> **DIRECTIONS FOR THIS TASK**:
Pick out every line with the word "DreamWaltz" and copy it.

── GIVEN ENTRIES

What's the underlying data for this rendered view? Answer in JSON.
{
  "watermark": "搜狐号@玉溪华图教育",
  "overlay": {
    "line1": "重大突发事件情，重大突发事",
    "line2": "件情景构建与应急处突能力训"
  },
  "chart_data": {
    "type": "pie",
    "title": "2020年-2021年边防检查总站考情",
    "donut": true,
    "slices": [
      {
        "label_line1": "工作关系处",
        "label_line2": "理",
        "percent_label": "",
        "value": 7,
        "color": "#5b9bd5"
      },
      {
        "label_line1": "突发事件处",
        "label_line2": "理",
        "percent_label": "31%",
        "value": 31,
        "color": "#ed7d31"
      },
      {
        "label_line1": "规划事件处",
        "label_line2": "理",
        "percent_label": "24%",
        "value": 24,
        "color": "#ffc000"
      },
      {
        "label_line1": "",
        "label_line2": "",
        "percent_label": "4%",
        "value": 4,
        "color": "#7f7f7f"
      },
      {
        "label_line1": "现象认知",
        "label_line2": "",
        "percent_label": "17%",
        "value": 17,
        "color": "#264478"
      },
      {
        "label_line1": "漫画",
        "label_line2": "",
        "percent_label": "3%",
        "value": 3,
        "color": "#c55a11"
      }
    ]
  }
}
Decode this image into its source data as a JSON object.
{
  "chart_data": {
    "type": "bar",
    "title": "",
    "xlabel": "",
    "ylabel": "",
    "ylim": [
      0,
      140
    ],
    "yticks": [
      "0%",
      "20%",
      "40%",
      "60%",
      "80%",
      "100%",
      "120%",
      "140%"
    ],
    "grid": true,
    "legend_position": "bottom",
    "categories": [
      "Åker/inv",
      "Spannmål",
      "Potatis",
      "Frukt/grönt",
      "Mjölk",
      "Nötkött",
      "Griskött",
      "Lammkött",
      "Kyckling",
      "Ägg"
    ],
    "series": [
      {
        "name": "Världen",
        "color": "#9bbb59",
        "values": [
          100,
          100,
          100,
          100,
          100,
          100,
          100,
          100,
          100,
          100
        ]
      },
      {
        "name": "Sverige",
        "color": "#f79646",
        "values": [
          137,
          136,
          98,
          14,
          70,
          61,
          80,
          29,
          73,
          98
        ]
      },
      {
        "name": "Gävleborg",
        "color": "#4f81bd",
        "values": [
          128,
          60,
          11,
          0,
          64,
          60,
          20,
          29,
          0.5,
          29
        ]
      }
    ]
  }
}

────
── GIVEN ENTRIES

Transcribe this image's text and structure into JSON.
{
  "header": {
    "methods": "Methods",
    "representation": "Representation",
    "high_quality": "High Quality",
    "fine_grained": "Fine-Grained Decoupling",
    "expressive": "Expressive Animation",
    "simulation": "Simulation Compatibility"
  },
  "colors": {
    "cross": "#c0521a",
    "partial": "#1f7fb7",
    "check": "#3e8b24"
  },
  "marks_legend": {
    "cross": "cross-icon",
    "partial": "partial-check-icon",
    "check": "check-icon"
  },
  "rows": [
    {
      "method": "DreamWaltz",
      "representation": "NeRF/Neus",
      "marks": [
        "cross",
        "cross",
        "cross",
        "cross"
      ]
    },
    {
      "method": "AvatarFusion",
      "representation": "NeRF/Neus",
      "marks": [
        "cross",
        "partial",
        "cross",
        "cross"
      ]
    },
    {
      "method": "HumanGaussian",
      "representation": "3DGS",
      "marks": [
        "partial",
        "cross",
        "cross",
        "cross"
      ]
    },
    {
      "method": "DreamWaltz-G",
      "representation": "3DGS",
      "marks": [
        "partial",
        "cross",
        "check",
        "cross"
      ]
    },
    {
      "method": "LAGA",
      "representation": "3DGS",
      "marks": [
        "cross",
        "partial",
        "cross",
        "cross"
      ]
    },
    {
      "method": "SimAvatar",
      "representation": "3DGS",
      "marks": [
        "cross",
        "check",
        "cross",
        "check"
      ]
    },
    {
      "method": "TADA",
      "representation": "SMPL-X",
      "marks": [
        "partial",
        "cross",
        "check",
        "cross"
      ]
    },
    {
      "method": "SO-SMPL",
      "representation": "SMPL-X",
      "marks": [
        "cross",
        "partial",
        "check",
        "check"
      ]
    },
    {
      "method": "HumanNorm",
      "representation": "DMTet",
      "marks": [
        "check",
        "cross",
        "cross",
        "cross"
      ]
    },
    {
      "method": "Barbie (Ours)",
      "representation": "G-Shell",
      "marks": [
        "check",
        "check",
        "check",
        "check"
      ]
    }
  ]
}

────
── GIVEN ENTRIES

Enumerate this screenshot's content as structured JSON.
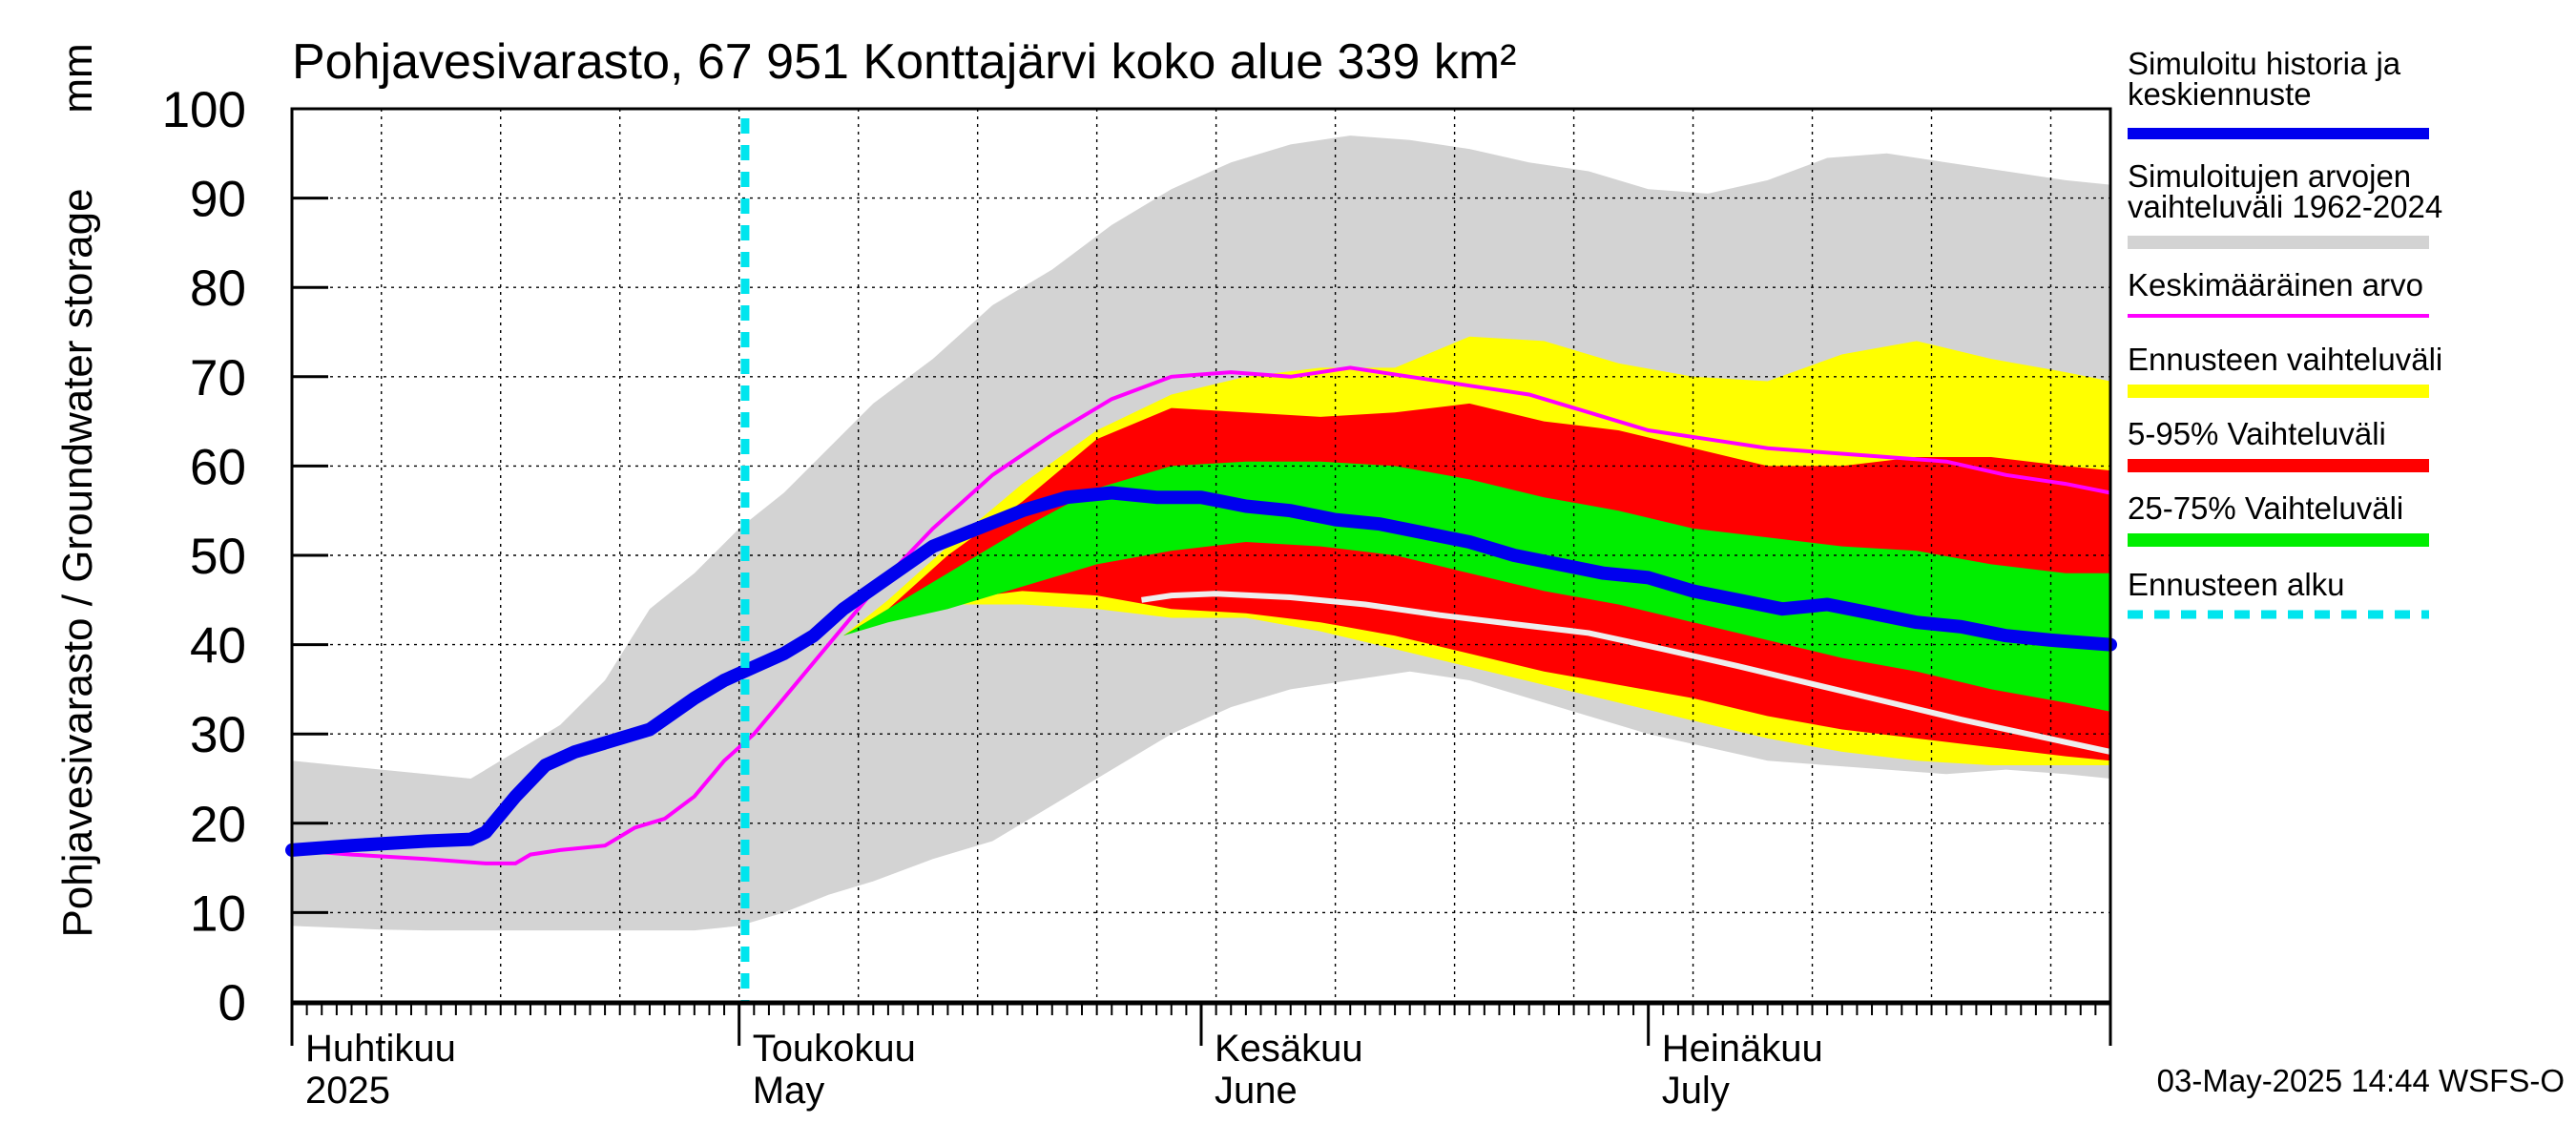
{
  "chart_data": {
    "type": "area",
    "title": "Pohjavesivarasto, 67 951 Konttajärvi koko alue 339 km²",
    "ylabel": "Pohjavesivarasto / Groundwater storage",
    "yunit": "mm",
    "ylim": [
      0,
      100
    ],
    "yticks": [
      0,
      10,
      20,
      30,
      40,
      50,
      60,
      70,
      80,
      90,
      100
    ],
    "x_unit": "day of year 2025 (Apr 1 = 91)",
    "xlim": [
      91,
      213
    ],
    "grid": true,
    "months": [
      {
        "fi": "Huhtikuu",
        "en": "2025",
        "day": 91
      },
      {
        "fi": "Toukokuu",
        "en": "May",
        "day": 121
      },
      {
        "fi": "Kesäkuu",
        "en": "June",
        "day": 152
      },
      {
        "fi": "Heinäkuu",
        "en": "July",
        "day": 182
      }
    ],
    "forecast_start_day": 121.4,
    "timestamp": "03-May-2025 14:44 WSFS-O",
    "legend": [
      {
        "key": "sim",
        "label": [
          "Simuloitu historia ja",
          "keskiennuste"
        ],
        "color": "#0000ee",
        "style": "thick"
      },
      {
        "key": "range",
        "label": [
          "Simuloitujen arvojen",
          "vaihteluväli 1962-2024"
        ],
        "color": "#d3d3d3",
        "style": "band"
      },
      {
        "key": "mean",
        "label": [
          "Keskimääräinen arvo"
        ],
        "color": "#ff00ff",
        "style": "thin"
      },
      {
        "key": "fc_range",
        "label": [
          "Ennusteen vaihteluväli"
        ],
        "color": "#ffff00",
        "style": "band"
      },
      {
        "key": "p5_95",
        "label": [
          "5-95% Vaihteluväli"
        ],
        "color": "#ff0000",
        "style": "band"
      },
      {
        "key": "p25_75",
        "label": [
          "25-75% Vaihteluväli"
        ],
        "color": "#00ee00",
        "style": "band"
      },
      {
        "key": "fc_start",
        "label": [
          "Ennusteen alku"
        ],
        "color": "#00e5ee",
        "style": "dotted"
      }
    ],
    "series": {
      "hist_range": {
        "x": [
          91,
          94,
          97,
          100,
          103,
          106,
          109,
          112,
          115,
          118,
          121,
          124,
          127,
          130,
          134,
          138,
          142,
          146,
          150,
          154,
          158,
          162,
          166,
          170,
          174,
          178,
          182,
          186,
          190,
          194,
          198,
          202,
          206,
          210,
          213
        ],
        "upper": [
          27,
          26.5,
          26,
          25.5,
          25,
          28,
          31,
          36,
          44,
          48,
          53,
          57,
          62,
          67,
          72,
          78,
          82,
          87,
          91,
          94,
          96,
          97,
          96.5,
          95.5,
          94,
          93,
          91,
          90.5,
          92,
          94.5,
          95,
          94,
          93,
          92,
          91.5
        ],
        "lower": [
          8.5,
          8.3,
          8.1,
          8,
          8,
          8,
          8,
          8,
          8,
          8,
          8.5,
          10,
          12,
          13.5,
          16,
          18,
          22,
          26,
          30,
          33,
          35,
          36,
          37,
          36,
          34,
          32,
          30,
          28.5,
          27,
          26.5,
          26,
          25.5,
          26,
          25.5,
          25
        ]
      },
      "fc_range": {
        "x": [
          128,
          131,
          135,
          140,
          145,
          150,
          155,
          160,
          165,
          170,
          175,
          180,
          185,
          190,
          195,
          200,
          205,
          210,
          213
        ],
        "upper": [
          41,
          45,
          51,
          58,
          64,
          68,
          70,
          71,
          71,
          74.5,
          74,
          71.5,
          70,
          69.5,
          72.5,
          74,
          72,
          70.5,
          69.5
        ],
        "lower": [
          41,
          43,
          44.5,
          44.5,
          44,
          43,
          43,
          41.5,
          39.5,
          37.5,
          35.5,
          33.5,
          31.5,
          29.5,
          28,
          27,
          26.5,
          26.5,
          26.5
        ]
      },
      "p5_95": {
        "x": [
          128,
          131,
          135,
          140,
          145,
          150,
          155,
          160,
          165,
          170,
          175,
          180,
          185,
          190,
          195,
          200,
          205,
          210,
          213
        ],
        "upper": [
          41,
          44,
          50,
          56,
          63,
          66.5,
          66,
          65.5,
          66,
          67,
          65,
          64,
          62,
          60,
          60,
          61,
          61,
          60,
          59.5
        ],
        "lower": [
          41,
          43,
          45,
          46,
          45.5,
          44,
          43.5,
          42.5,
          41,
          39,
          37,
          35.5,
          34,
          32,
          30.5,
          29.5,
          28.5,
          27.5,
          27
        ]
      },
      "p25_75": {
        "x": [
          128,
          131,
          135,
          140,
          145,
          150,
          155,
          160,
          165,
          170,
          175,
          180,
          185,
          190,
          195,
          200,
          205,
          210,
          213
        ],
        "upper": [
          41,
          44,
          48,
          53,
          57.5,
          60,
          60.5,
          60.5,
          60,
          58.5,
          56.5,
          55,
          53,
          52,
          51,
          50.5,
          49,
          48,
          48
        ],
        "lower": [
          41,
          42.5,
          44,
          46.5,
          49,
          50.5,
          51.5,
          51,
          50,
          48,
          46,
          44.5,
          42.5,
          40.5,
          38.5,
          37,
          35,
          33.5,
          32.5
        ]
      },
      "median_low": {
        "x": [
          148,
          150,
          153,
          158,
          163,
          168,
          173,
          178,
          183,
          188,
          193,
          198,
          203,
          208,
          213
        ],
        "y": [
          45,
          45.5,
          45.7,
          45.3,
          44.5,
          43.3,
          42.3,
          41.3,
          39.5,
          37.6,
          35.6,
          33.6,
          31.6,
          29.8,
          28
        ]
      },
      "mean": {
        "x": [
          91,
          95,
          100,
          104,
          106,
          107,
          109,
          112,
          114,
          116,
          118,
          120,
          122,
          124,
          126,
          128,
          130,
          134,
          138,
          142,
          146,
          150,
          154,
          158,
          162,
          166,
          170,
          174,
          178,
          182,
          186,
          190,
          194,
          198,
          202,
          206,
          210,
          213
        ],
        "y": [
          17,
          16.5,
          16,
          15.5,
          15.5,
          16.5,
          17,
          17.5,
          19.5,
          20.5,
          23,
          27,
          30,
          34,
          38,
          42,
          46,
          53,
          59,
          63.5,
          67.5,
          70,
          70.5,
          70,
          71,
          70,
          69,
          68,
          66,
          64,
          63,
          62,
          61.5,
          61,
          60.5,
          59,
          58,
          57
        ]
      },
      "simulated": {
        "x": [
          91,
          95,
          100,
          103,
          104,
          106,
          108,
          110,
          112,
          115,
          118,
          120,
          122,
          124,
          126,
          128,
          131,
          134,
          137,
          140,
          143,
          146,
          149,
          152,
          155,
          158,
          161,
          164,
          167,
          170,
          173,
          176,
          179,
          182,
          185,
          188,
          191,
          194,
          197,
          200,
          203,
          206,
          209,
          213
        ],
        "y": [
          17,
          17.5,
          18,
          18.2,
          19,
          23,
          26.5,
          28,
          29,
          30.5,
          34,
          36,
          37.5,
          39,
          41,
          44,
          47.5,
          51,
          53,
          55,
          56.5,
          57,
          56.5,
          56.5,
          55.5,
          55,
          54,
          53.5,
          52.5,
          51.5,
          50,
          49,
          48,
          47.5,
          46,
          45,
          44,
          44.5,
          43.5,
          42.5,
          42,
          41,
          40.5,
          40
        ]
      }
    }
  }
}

────

> **ANSWER TO THE TASK**:
      "method": "DreamWaltz",
      "method": "DreamWaltz-G",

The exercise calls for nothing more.